■ PROVIDED ENTRIES:
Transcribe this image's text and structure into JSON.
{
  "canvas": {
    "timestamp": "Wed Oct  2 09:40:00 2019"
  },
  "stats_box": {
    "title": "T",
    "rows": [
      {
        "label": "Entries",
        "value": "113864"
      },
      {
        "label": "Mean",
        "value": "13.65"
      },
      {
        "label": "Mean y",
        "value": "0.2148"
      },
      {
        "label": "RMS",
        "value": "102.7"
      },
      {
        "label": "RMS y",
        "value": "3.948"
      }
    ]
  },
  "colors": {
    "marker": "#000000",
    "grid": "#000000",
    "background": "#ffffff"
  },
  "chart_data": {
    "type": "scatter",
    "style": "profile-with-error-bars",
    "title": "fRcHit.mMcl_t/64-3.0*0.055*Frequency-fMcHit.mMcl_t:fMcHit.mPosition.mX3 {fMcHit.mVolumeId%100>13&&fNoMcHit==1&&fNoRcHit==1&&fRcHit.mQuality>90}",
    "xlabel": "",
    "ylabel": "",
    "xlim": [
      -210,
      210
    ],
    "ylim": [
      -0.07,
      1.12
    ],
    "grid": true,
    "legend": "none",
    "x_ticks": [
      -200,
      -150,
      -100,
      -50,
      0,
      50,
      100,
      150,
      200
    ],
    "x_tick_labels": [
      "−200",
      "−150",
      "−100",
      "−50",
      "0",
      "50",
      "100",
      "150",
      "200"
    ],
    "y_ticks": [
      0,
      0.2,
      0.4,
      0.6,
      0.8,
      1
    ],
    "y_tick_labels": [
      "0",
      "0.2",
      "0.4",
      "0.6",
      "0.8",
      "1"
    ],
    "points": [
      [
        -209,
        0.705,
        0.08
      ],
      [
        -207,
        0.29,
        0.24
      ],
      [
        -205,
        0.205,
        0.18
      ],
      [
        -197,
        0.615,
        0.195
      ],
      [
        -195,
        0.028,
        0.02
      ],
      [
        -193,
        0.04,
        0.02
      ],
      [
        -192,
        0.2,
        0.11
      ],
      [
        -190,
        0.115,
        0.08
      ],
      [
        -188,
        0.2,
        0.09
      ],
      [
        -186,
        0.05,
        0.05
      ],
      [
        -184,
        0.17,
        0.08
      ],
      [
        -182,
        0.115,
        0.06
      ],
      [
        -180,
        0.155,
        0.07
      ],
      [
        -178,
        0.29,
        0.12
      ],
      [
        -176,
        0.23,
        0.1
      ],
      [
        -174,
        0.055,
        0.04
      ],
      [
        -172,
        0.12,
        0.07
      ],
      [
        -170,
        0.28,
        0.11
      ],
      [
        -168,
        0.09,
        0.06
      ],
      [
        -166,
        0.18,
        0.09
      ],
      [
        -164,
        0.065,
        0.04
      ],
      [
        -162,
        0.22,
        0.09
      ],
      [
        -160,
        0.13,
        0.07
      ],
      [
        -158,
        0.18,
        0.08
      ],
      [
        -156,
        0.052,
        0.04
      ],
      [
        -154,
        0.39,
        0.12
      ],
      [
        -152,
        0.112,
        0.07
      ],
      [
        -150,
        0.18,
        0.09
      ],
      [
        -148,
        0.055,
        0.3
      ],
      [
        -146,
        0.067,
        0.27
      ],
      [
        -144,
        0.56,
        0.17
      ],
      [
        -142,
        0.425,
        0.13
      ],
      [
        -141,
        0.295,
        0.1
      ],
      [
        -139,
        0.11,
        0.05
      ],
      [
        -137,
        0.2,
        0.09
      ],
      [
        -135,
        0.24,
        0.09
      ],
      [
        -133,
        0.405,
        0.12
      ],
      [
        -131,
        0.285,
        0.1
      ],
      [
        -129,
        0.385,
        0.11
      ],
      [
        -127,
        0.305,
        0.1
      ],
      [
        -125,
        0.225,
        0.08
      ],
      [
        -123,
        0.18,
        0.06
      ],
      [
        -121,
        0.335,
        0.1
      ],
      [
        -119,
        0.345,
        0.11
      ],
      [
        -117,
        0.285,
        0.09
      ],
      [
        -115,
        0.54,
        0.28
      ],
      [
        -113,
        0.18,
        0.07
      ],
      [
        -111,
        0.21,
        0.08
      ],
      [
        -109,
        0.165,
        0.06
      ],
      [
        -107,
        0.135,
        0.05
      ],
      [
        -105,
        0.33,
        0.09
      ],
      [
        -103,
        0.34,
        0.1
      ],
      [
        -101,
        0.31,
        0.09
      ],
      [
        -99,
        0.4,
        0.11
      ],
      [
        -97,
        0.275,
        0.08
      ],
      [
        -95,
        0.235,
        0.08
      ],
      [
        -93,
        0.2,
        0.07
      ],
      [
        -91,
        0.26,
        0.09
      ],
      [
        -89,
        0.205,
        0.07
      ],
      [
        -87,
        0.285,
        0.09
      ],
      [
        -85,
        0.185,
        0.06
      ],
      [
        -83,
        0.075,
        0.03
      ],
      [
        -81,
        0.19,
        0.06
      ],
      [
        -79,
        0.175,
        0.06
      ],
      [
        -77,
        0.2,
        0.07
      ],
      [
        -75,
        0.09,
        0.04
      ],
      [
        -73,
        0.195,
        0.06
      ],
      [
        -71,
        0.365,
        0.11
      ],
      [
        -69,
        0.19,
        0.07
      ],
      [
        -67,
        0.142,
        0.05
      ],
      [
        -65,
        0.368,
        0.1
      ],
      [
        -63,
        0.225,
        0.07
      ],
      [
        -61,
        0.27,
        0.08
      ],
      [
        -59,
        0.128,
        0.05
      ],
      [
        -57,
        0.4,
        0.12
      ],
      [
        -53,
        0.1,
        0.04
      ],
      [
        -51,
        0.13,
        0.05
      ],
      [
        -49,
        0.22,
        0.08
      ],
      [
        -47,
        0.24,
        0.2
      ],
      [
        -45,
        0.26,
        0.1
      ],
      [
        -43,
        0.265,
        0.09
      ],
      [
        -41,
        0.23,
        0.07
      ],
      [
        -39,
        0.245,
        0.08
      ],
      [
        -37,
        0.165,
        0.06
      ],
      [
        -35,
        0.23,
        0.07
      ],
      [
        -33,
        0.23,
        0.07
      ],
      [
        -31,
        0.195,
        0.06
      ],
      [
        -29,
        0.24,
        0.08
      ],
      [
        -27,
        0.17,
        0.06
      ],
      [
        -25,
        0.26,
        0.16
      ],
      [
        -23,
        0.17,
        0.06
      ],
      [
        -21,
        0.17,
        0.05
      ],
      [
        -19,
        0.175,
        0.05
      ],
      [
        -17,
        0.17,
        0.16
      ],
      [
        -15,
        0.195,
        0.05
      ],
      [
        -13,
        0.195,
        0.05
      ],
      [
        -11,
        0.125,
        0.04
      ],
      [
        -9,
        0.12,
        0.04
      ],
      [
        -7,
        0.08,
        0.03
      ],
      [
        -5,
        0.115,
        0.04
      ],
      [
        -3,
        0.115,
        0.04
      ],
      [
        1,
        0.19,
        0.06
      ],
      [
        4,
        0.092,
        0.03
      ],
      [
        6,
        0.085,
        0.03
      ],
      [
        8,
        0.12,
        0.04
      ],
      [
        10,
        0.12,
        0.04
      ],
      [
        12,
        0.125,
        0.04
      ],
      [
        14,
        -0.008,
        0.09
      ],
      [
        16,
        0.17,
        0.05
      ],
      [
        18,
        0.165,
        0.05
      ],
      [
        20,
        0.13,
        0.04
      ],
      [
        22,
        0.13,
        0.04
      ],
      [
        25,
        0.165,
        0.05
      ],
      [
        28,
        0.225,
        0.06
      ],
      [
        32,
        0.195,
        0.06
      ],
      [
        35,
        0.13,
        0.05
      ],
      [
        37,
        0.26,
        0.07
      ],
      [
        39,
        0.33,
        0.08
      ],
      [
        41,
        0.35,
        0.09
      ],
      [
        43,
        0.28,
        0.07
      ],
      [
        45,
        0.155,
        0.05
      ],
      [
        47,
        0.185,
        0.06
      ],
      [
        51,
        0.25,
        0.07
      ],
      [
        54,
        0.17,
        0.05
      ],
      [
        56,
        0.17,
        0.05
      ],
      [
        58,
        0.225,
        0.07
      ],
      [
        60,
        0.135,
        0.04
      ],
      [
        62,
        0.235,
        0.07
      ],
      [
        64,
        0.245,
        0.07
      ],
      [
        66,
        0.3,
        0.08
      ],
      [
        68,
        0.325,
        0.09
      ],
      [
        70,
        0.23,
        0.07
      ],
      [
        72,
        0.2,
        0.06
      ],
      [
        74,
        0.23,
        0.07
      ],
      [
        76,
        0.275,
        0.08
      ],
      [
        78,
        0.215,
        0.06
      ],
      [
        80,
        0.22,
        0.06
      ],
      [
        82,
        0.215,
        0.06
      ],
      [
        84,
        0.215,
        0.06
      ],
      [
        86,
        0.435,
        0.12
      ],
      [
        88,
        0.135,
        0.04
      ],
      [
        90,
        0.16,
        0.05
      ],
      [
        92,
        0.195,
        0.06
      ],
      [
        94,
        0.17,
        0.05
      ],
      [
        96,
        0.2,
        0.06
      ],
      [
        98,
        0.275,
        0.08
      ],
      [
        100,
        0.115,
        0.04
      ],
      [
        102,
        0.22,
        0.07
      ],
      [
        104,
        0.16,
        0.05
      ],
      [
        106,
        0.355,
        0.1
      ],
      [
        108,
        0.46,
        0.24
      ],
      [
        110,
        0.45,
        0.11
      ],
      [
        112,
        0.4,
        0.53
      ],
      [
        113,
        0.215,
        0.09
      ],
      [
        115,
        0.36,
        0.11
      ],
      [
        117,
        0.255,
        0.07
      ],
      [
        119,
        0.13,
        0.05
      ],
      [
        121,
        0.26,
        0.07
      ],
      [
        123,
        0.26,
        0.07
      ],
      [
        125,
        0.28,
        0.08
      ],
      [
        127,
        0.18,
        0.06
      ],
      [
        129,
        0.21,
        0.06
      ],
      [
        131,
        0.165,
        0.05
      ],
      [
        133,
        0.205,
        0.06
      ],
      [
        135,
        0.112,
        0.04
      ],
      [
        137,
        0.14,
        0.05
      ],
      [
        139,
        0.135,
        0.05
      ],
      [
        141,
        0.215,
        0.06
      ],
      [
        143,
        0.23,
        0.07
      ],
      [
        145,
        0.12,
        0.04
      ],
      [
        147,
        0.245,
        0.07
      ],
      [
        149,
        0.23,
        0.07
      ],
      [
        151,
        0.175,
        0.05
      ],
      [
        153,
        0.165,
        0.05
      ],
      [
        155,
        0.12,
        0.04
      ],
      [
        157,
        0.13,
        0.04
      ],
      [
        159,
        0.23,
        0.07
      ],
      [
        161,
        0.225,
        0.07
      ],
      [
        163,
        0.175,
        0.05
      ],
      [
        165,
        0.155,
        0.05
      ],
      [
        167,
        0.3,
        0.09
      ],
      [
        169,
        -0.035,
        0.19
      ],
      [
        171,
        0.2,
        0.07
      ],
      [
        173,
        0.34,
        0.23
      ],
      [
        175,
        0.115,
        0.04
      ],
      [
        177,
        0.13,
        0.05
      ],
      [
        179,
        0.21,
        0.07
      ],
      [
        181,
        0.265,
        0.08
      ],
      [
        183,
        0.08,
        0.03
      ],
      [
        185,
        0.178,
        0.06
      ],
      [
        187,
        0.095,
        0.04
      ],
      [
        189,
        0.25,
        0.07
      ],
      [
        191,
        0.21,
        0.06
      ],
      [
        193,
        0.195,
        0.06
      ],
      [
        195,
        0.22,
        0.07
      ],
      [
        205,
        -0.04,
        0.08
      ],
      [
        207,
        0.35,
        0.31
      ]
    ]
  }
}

■ WHAT YOU ARE ASKED TO DO: What is the number of lines that hold the string "title"? Give it alone.

■ SOLVED PROBLEM: 2